Items from a figure collection -
┌──
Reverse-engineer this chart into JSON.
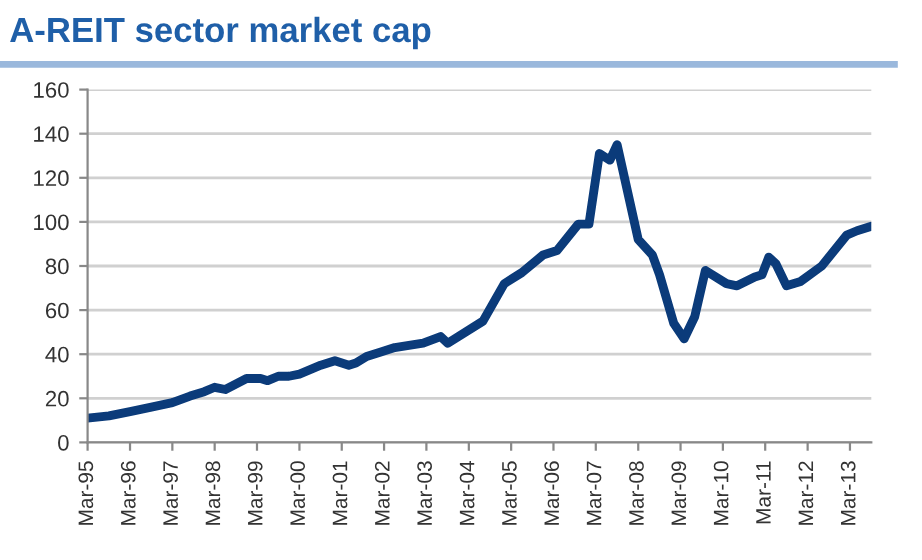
{
  "chart_data": {
    "type": "line",
    "title": "A-REIT sector market cap",
    "x": [
      "1995-03",
      "1995-09",
      "1996-03",
      "1996-09",
      "1997-03",
      "1997-08",
      "1997-12",
      "1998-03",
      "1998-06",
      "1998-12",
      "1999-04",
      "1999-06",
      "1999-09",
      "1999-12",
      "2000-03",
      "2000-09",
      "2001-01",
      "2001-05",
      "2001-07",
      "2001-10",
      "2002-02",
      "2002-06",
      "2002-10",
      "2003-02",
      "2003-07",
      "2003-09",
      "2004-07",
      "2005-01",
      "2005-06",
      "2005-12",
      "2006-04",
      "2006-10",
      "2007-01",
      "2007-04",
      "2007-07",
      "2007-09",
      "2008-03",
      "2008-07",
      "2008-09",
      "2009-01",
      "2009-04",
      "2009-07",
      "2009-10",
      "2010-04",
      "2010-07",
      "2010-12",
      "2011-02",
      "2011-04",
      "2011-06",
      "2011-09",
      "2012-01",
      "2012-07",
      "2013-02",
      "2013-05",
      "2013-09"
    ],
    "series": [
      {
        "color": "#0b3b7a",
        "values": [
          11,
          12,
          14,
          16,
          18,
          21,
          23,
          25,
          24,
          29,
          29,
          28,
          30,
          30,
          31,
          35,
          37,
          35,
          36,
          39,
          41,
          43,
          44,
          45,
          48,
          45,
          55,
          72,
          77,
          85,
          87,
          99,
          99,
          131,
          128,
          135,
          92,
          85,
          76,
          54,
          47,
          57,
          78,
          72,
          71,
          75,
          76,
          84,
          81,
          71,
          73,
          80,
          94,
          96,
          98
        ]
      }
    ],
    "xlim": [
      "1995-03",
      "2013-09"
    ],
    "xticks": [
      {
        "value": "1995-03",
        "label": "Mar-95"
      },
      {
        "value": "1996-03",
        "label": "Mar-96"
      },
      {
        "value": "1997-03",
        "label": "Mar-97"
      },
      {
        "value": "1998-03",
        "label": "Mar-98"
      },
      {
        "value": "1999-03",
        "label": "Mar-99"
      },
      {
        "value": "2000-03",
        "label": "Mar-00"
      },
      {
        "value": "2001-03",
        "label": "Mar-01"
      },
      {
        "value": "2002-03",
        "label": "Mar-02"
      },
      {
        "value": "2003-03",
        "label": "Mar-03"
      },
      {
        "value": "2004-03",
        "label": "Mar-04"
      },
      {
        "value": "2005-03",
        "label": "Mar-05"
      },
      {
        "value": "2006-03",
        "label": "Mar-06"
      },
      {
        "value": "2007-03",
        "label": "Mar-07"
      },
      {
        "value": "2008-03",
        "label": "Mar-08"
      },
      {
        "value": "2009-03",
        "label": "Mar-09"
      },
      {
        "value": "2010-03",
        "label": "Mar-10"
      },
      {
        "value": "2011-03",
        "label": "Mar-11"
      },
      {
        "value": "2012-03",
        "label": "Mar-12"
      },
      {
        "value": "2013-03",
        "label": "Mar-13"
      }
    ],
    "ylim": [
      0,
      160
    ],
    "yticks": [
      0,
      20,
      40,
      60,
      80,
      100,
      120,
      140,
      160
    ],
    "grid": "y",
    "marker": "none",
    "line_style": "solid"
  }
}
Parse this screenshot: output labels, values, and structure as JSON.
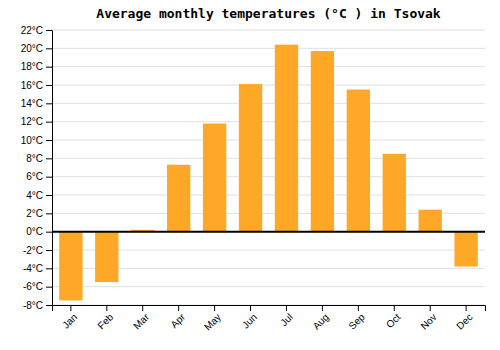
{
  "chart_data": {
    "type": "bar",
    "title": "Average monthly temperatures (°C ) in Tsovak",
    "categories": [
      "Jan",
      "Feb",
      "Mar",
      "Apr",
      "May",
      "Jun",
      "Jul",
      "Aug",
      "Sep",
      "Oct",
      "Nov",
      "Dec"
    ],
    "values": [
      -7.5,
      -5.5,
      0.2,
      7.3,
      11.8,
      16.1,
      20.4,
      19.7,
      15.5,
      8.5,
      2.4,
      -3.8
    ],
    "color": "#FFA726",
    "ylim": [
      -8,
      22
    ],
    "yticks": [
      {
        "value": -8,
        "label": "-8°C"
      },
      {
        "value": -6,
        "label": "-6°C"
      },
      {
        "value": -4,
        "label": "-4°C"
      },
      {
        "value": -2,
        "label": "-2°C"
      },
      {
        "value": 0,
        "label": "0°C"
      },
      {
        "value": 2,
        "label": "2°C"
      },
      {
        "value": 4,
        "label": "4°C"
      },
      {
        "value": 6,
        "label": "6°C"
      },
      {
        "value": 8,
        "label": "8°C"
      },
      {
        "value": 10,
        "label": "10°C"
      },
      {
        "value": 12,
        "label": "12°C"
      },
      {
        "value": 14,
        "label": "14°C"
      },
      {
        "value": 16,
        "label": "16°C"
      },
      {
        "value": 18,
        "label": "18°C"
      },
      {
        "value": 20,
        "label": "20°C"
      },
      {
        "value": 22,
        "label": "22°C"
      }
    ],
    "grid": true
  }
}
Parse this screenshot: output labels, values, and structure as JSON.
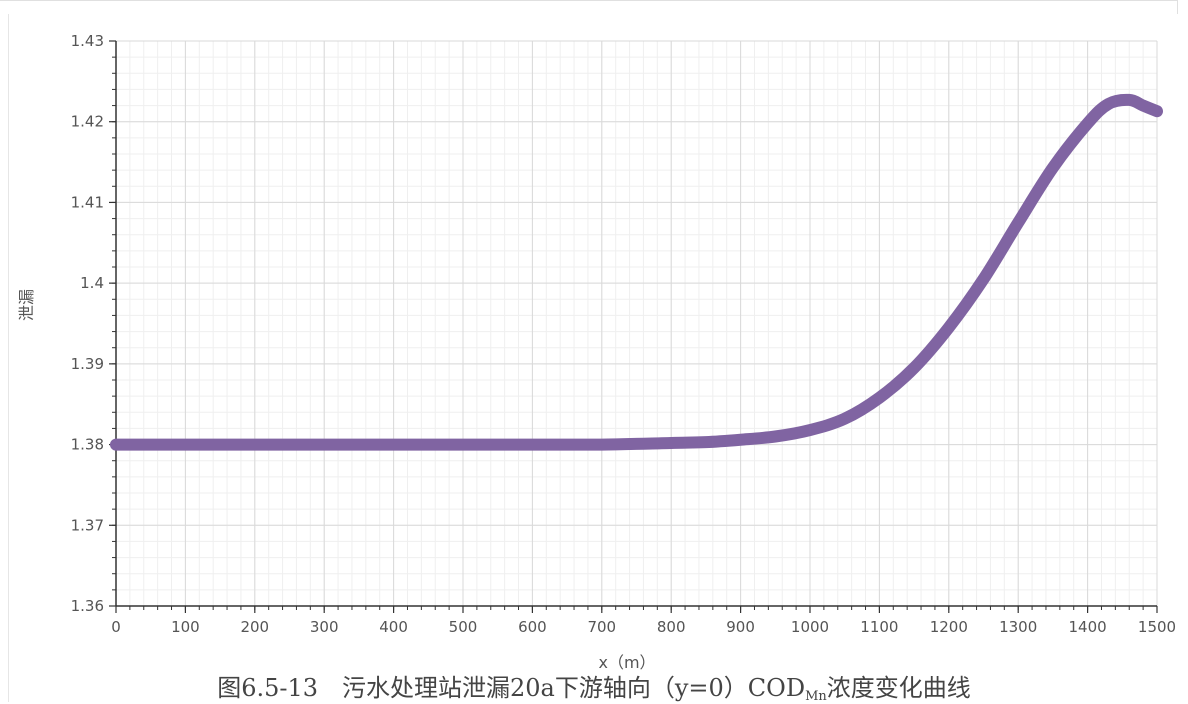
{
  "chart_data": {
    "type": "line",
    "title": "",
    "xlabel": "x（m）",
    "ylabel": "泄漏",
    "xlim": [
      0,
      1500
    ],
    "ylim": [
      1.36,
      1.43
    ],
    "x_ticks": [
      "0",
      "100",
      "200",
      "300",
      "400",
      "500",
      "600",
      "700",
      "800",
      "900",
      "1000",
      "1100",
      "1200",
      "1300",
      "1400",
      "1500"
    ],
    "y_ticks": [
      "1.36",
      "1.37",
      "1.38",
      "1.39",
      "1.4",
      "1.41",
      "1.42",
      "1.43"
    ],
    "grid": true,
    "legend": "none",
    "series": [
      {
        "color": "#8064a2",
        "x": [
          0,
          100,
          200,
          300,
          400,
          500,
          600,
          700,
          800,
          850,
          900,
          950,
          1000,
          1050,
          1100,
          1150,
          1200,
          1250,
          1300,
          1350,
          1400,
          1430,
          1460,
          1480,
          1500
        ],
        "y": [
          1.38,
          1.38,
          1.38,
          1.38,
          1.38,
          1.38,
          1.38,
          1.38,
          1.3802,
          1.3803,
          1.3806,
          1.381,
          1.3818,
          1.3832,
          1.3858,
          1.3895,
          1.3945,
          1.4005,
          1.4075,
          1.4143,
          1.4198,
          1.4222,
          1.4227,
          1.422,
          1.4213
        ]
      }
    ]
  },
  "caption": {
    "prefix": "图6.5-13　污水处理站泄漏20a下游轴向（y=0）COD",
    "subscript": "Mn",
    "suffix": "浓度变化曲线"
  }
}
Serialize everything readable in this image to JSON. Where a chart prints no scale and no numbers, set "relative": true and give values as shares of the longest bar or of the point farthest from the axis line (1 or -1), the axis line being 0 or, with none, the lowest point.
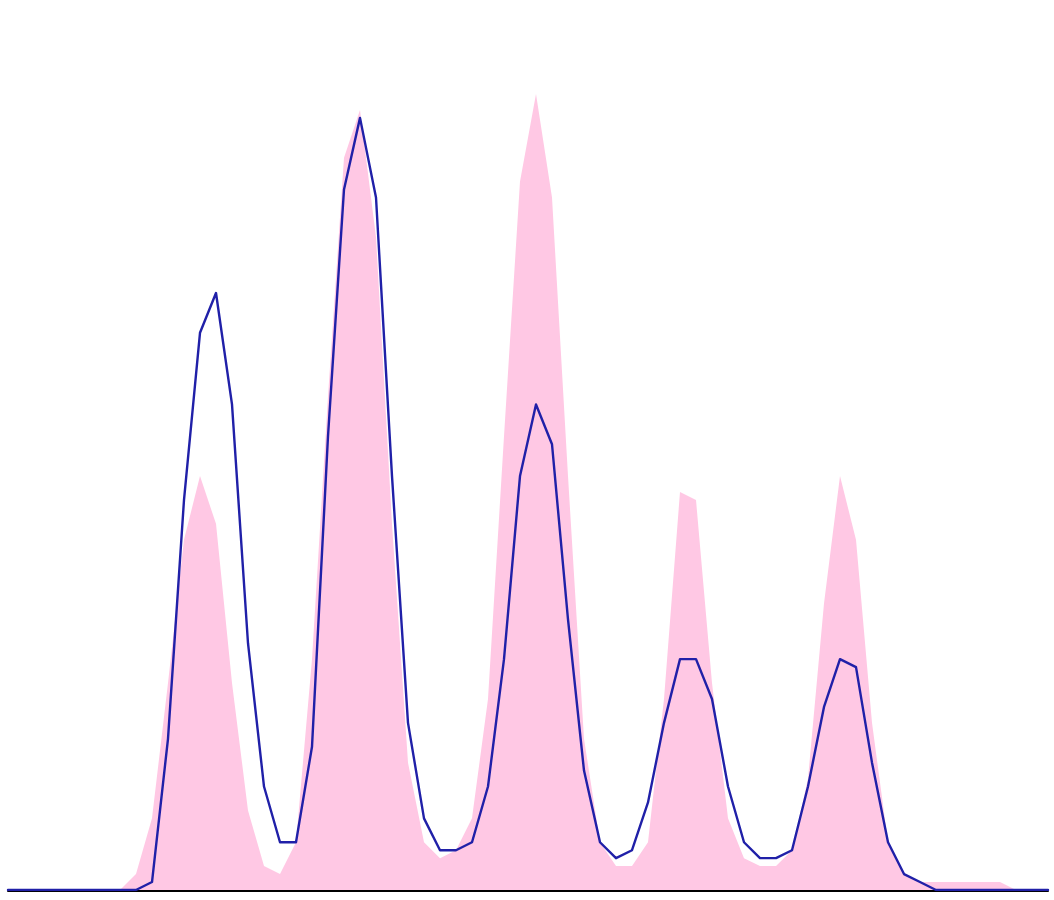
{
  "chart_data": {
    "type": "area",
    "relative": true,
    "categories": [
      null,
      null,
      null,
      null,
      null,
      null,
      null,
      null,
      null,
      null,
      null,
      null,
      null,
      null,
      null,
      null,
      null,
      null,
      null,
      null,
      null,
      null,
      null,
      null,
      null,
      null,
      null,
      null,
      null,
      null,
      null,
      null,
      null,
      null,
      null,
      null,
      null,
      null,
      null,
      null,
      null,
      null,
      null,
      null,
      null,
      null,
      null,
      null,
      null,
      null,
      null,
      null,
      null,
      null,
      null,
      null,
      null,
      null,
      null,
      null,
      null,
      null,
      null,
      null,
      null,
      null
    ],
    "series": [
      {
        "color": "#ffc8e4",
        "values": [
          0,
          0,
          0,
          0,
          0,
          0,
          0,
          0,
          0.02,
          0.09,
          0.26,
          0.44,
          0.52,
          0.46,
          0.26,
          0.1,
          0.03,
          0.02,
          0.06,
          0.29,
          0.62,
          0.92,
          0.98,
          0.82,
          0.46,
          0.16,
          0.06,
          0.04,
          0.05,
          0.09,
          0.24,
          0.57,
          0.89,
          1,
          0.87,
          0.52,
          0.19,
          0.06,
          0.03,
          0.03,
          0.06,
          0.24,
          0.5,
          0.49,
          0.26,
          0.09,
          0.04,
          0.03,
          0.03,
          0.05,
          0.14,
          0.36,
          0.52,
          0.44,
          0.21,
          0.06,
          0.02,
          0.01,
          0.01,
          0.01,
          0.01,
          0.01,
          0.01,
          0,
          0,
          0
        ]
      },
      {
        "type": "line",
        "color": "#2020a8",
        "line_style": "solid",
        "values": [
          0,
          0,
          0,
          0,
          0,
          0,
          0,
          0,
          0,
          0.01,
          0.19,
          0.49,
          0.7,
          0.75,
          0.61,
          0.31,
          0.13,
          0.06,
          0.06,
          0.18,
          0.57,
          0.88,
          0.97,
          0.87,
          0.52,
          0.21,
          0.09,
          0.05,
          0.05,
          0.06,
          0.13,
          0.29,
          0.52,
          0.61,
          0.56,
          0.34,
          0.15,
          0.06,
          0.04,
          0.05,
          0.11,
          0.21,
          0.29,
          0.29,
          0.24,
          0.13,
          0.06,
          0.04,
          0.04,
          0.05,
          0.13,
          0.23,
          0.29,
          0.28,
          0.16,
          0.06,
          0.02,
          0.01,
          0,
          0,
          0,
          0,
          0,
          0,
          0,
          0
        ]
      }
    ]
  }
}
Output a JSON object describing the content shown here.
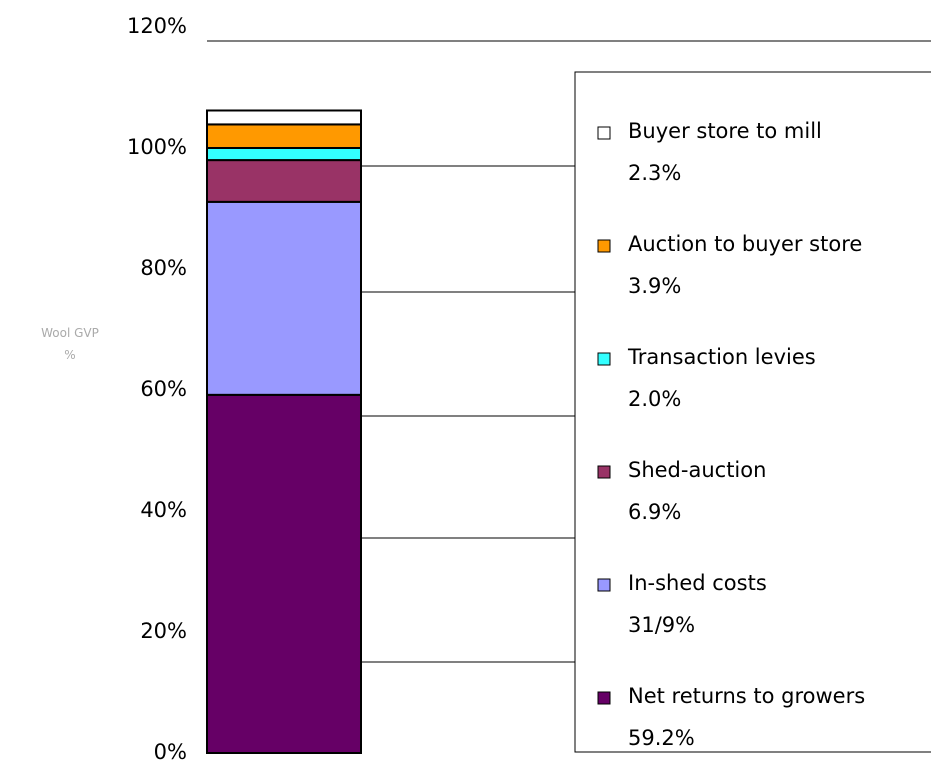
{
  "chart_data": {
    "type": "stacked_bar",
    "y_label": "Wool GVP %",
    "categories": [
      null
    ],
    "series": [
      {
        "name": "Net returns to growers",
        "color": "#660066",
        "values": [
          59.2
        ],
        "value_labels": [
          "59.2%"
        ]
      },
      {
        "name": "In-shed costs",
        "color": "#9999ff",
        "values": [
          31.9
        ],
        "value_labels": [
          "31/9%"
        ]
      },
      {
        "name": "Shed-auction",
        "color": "#993366",
        "values": [
          6.9
        ],
        "value_labels": [
          "6.9%"
        ]
      },
      {
        "name": "Transaction levies",
        "color": "#33ffff",
        "values": [
          2.0
        ],
        "value_labels": [
          "2.0%"
        ]
      },
      {
        "name": "Auction to buyer store",
        "color": "#ff9900",
        "values": [
          3.9
        ],
        "value_labels": [
          "3.9%"
        ]
      },
      {
        "name": "Buyer store to mill",
        "color": "#ffffff",
        "values": [
          2.3
        ],
        "value_labels": [
          "2.3%"
        ]
      }
    ],
    "ylim": [
      0,
      120
    ],
    "yticks": [
      {
        "value": 0,
        "label": "0%"
      },
      {
        "value": 20,
        "label": "20%"
      },
      {
        "value": 40,
        "label": "40%"
      },
      {
        "value": 60,
        "label": "60%"
      },
      {
        "value": 80,
        "label": "80%"
      },
      {
        "value": 100,
        "label": "100%"
      },
      {
        "value": 120,
        "label": "120%"
      }
    ],
    "legend": "right"
  }
}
└──
Exercise directions -
Reproduce each line of the entries in which the word "name" is found.

Solution to the problem -
        "name": "Net returns to growers",
        "name": "In-shed costs",
        "name": "Shed-auction",
        "name": "Transaction levies",
        "name": "Auction to buyer store",
        "name": "Buyer store to mill",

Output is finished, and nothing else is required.